**WHAT NEEDS TO BE DONE:** All entries should be output exactly as they stand.
--- Begin INPUT ---
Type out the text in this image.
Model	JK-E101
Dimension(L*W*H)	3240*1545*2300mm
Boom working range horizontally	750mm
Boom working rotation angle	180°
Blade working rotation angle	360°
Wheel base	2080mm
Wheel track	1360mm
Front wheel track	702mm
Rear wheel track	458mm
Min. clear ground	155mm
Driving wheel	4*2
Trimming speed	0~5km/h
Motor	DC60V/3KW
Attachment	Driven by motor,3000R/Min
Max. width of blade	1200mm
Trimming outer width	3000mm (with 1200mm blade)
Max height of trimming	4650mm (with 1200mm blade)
--- End INPUT ---
**ANSWER BELOW:**
Type out the text in this image.
Model	JK-E101
Dimension(L*W*H)	3240*1545*2300mm
Boom working range horizontally	750mm
Boom working rotation angle	180°
Blade working rotation angle	360°
Wheel base	2080mm
Wheel track	1360mm
Front wheel track	702mm
Rear wheel track	458mm
Min. clear ground	155mm
Driving wheel	4*2
Trimming speed	0~5km/h
Motor	DC60V/3KW
Attachment	Driven by motor,3000R/Min
Max. width of blade	1200mm
Trimming outer width	3000mm (with 1200mm blade)
Max height of trimming	4650mm (with 1200mm blade)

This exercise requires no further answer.